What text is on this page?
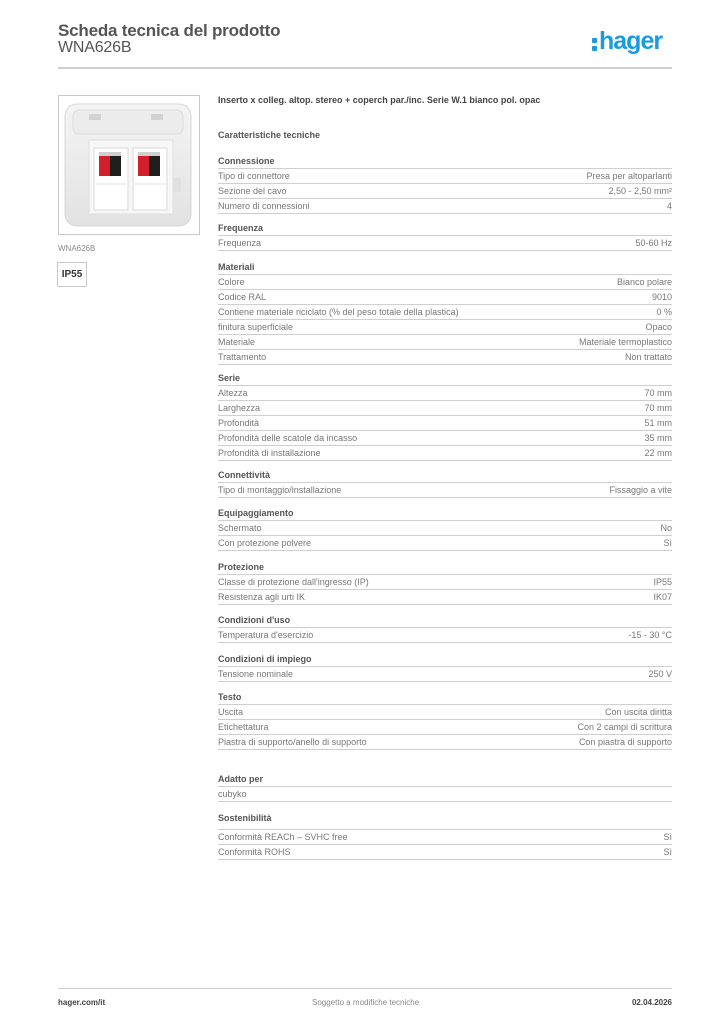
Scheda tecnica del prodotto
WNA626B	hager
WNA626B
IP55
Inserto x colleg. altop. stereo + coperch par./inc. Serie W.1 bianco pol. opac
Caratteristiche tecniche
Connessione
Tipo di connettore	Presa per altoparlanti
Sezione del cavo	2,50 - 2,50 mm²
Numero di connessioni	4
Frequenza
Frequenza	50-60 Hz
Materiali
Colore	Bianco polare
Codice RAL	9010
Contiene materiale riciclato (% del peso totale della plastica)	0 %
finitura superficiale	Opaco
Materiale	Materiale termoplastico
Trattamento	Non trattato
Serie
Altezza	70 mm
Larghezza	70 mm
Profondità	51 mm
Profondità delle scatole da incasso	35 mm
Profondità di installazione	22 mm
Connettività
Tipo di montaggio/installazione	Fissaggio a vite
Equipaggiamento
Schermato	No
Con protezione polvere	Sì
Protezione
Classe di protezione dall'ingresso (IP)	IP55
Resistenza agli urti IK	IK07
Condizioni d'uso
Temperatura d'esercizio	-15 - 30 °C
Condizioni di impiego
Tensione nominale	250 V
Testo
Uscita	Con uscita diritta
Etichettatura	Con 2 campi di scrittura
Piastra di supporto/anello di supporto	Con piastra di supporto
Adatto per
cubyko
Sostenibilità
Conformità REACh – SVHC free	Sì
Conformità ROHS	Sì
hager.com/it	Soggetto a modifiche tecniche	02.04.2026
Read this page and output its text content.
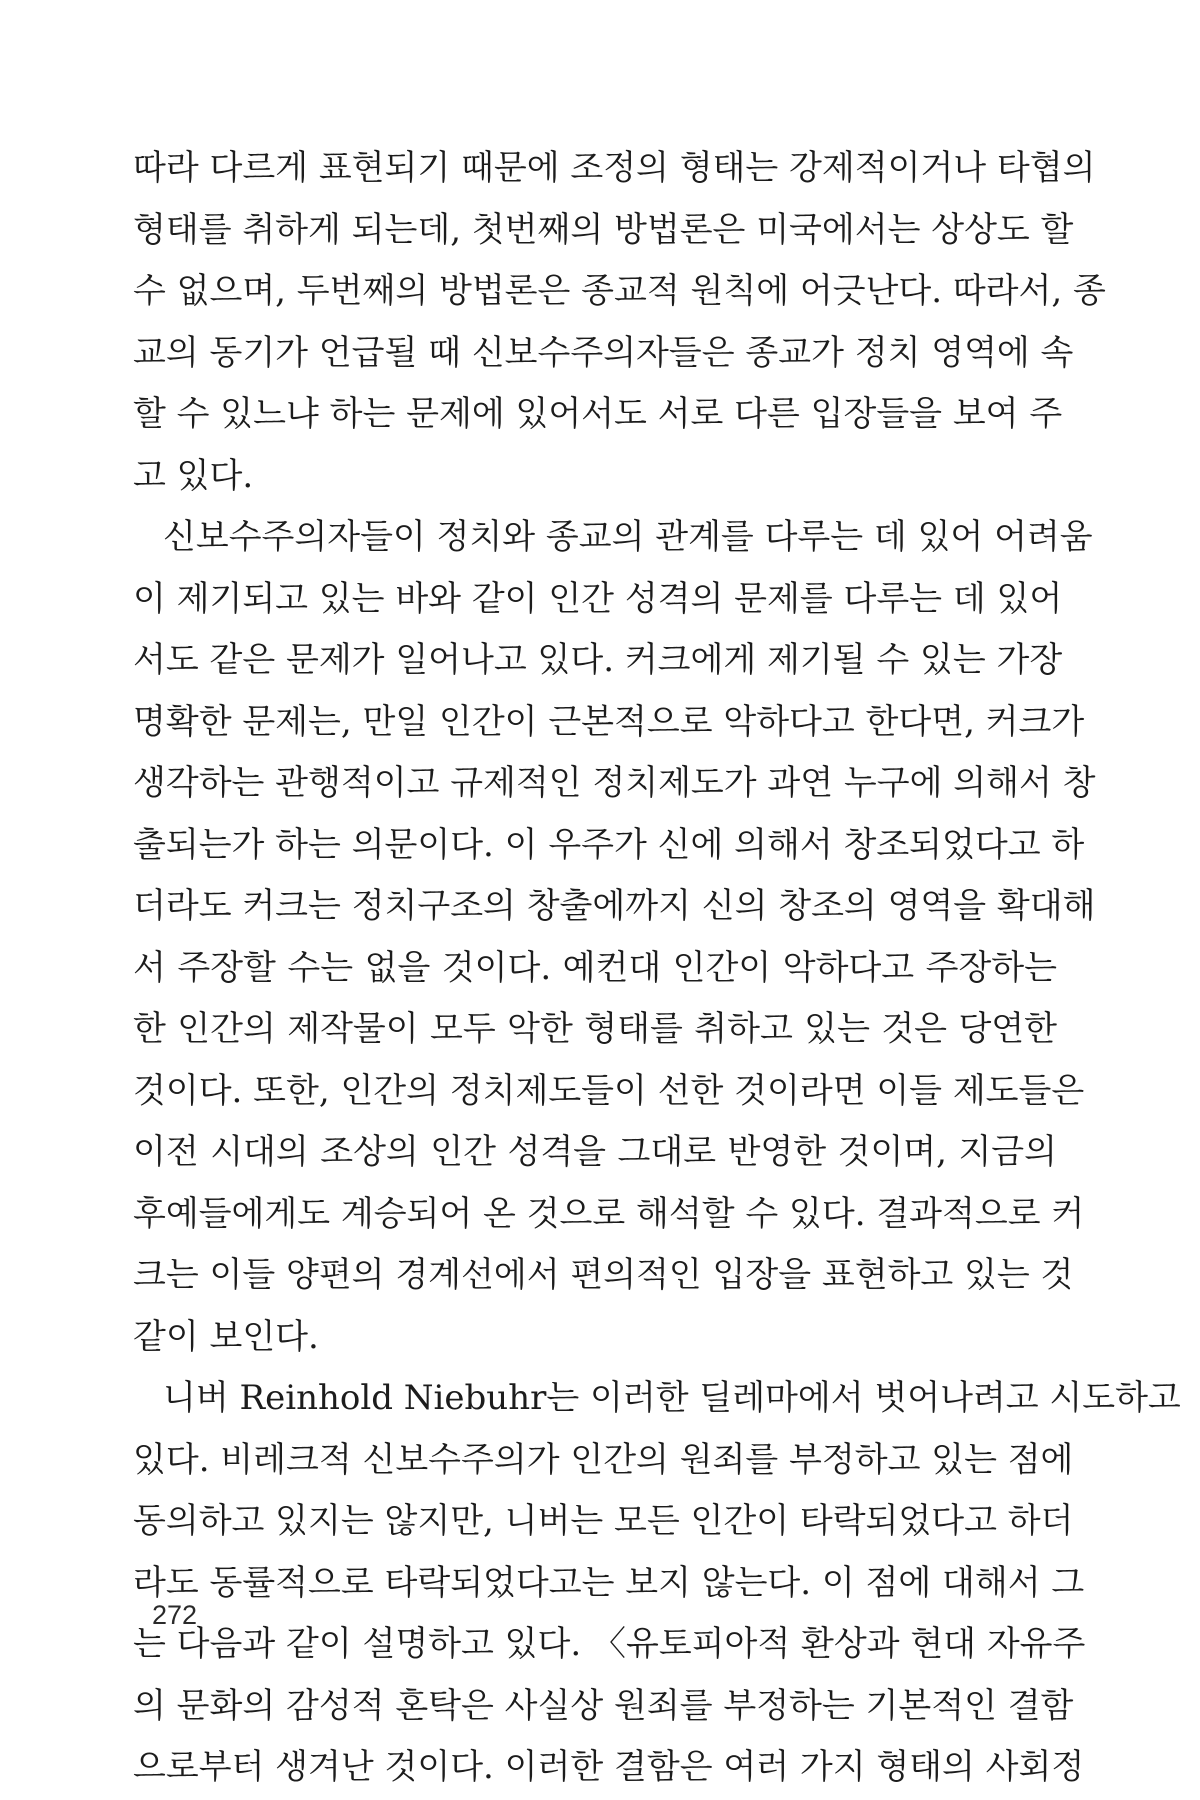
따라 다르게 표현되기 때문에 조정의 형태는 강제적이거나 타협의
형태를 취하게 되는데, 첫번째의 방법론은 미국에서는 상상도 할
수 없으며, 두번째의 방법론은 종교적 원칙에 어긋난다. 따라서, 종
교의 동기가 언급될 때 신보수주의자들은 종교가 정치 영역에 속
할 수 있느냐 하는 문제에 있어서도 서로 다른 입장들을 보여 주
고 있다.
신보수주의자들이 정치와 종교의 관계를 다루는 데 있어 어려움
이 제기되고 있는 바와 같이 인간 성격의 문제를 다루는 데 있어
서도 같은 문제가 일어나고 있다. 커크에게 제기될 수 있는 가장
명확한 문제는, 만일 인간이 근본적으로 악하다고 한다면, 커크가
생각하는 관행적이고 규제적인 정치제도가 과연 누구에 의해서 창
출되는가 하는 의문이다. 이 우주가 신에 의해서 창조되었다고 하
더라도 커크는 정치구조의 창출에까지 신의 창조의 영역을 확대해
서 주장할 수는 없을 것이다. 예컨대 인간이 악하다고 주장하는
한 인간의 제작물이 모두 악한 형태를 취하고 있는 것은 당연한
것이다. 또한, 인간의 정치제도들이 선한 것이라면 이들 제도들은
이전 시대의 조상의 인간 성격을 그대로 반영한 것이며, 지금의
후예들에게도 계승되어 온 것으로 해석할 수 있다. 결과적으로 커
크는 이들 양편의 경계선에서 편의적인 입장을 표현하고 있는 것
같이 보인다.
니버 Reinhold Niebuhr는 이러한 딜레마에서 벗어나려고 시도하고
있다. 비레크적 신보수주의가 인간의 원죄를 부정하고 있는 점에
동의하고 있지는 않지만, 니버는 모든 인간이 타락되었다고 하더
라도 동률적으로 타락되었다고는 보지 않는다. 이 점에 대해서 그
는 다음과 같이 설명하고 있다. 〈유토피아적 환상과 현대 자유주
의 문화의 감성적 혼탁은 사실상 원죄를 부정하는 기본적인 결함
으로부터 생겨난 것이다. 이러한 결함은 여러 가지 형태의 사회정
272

__REQUIREMENTS__: Print each line of the material above exactly, with the pictures removed from your copy.

__SOLUTION TO THIS PROBLEM__:
What text is on this page?
Scheda tecnica del prodotto
WNA626B	hager
WNA626B
IP55
Inserto x colleg. altop. stereo + coperch par./inc. Serie W.1 bianco pol. opac
Caratteristiche tecniche
Connessione
Tipo di connettore	Presa per altoparlanti
Sezione del cavo	2,50 - 2,50 mm²
Numero di connessioni	4
Frequenza
Frequenza	50-60 Hz
Materiali
Colore	Bianco polare
Codice RAL	9010
Contiene materiale riciclato (% del peso totale della plastica)	0 %
finitura superficiale	Opaco
Materiale	Materiale termoplastico
Trattamento	Non trattato
Serie
Altezza	70 mm
Larghezza	70 mm
Profondità	51 mm
Profondità delle scatole da incasso	35 mm
Profondità di installazione	22 mm
Connettività
Tipo di montaggio/installazione	Fissaggio a vite
Equipaggiamento
Schermato	No
Con protezione polvere	Sì
Protezione
Classe di protezione dall'ingresso (IP)	IP55
Resistenza agli urti IK	IK07
Condizioni d'uso
Temperatura d'esercizio	-15 - 30 °C
Condizioni di impiego
Tensione nominale	250 V
Testo
Uscita	Con uscita diritta
Etichettatura	Con 2 campi di scrittura
Piastra di supporto/anello di supporto	Con piastra di supporto
Adatto per
cubyko
Sostenibilità
Conformità REACh – SVHC free	Sì
Conformità ROHS	Sì
hager.com/it	Soggetto a modifiche tecniche	02.04.2026
Read this page and output its text content.
따라 다르게 표현되기 때문에 조정의 형태는 강제적이거나 타협의
형태를 취하게 되는데, 첫번째의 방법론은 미국에서는 상상도 할
수 없으며, 두번째의 방법론은 종교적 원칙에 어긋난다. 따라서, 종
교의 동기가 언급될 때 신보수주의자들은 종교가 정치 영역에 속
할 수 있느냐 하는 문제에 있어서도 서로 다른 입장들을 보여 주
고 있다.
신보수주의자들이 정치와 종교의 관계를 다루는 데 있어 어려움
이 제기되고 있는 바와 같이 인간 성격의 문제를 다루는 데 있어
서도 같은 문제가 일어나고 있다. 커크에게 제기될 수 있는 가장
명확한 문제는, 만일 인간이 근본적으로 악하다고 한다면, 커크가
생각하는 관행적이고 규제적인 정치제도가 과연 누구에 의해서 창
출되는가 하는 의문이다. 이 우주가 신에 의해서 창조되었다고 하
더라도 커크는 정치구조의 창출에까지 신의 창조의 영역을 확대해
서 주장할 수는 없을 것이다. 예컨대 인간이 악하다고 주장하는
한 인간의 제작물이 모두 악한 형태를 취하고 있는 것은 당연한
것이다. 또한, 인간의 정치제도들이 선한 것이라면 이들 제도들은
이전 시대의 조상의 인간 성격을 그대로 반영한 것이며, 지금의
후예들에게도 계승되어 온 것으로 해석할 수 있다. 결과적으로 커
크는 이들 양편의 경계선에서 편의적인 입장을 표현하고 있는 것
같이 보인다.
니버 Reinhold Niebuhr는 이러한 딜레마에서 벗어나려고 시도하고
있다. 비레크적 신보수주의가 인간의 원죄를 부정하고 있는 점에
동의하고 있지는 않지만, 니버는 모든 인간이 타락되었다고 하더
라도 동률적으로 타락되었다고는 보지 않는다. 이 점에 대해서 그
는 다음과 같이 설명하고 있다. 〈유토피아적 환상과 현대 자유주
의 문화의 감성적 혼탁은 사실상 원죄를 부정하는 기본적인 결함
으로부터 생겨난 것이다. 이러한 결함은 여러 가지 형태의 사회정
272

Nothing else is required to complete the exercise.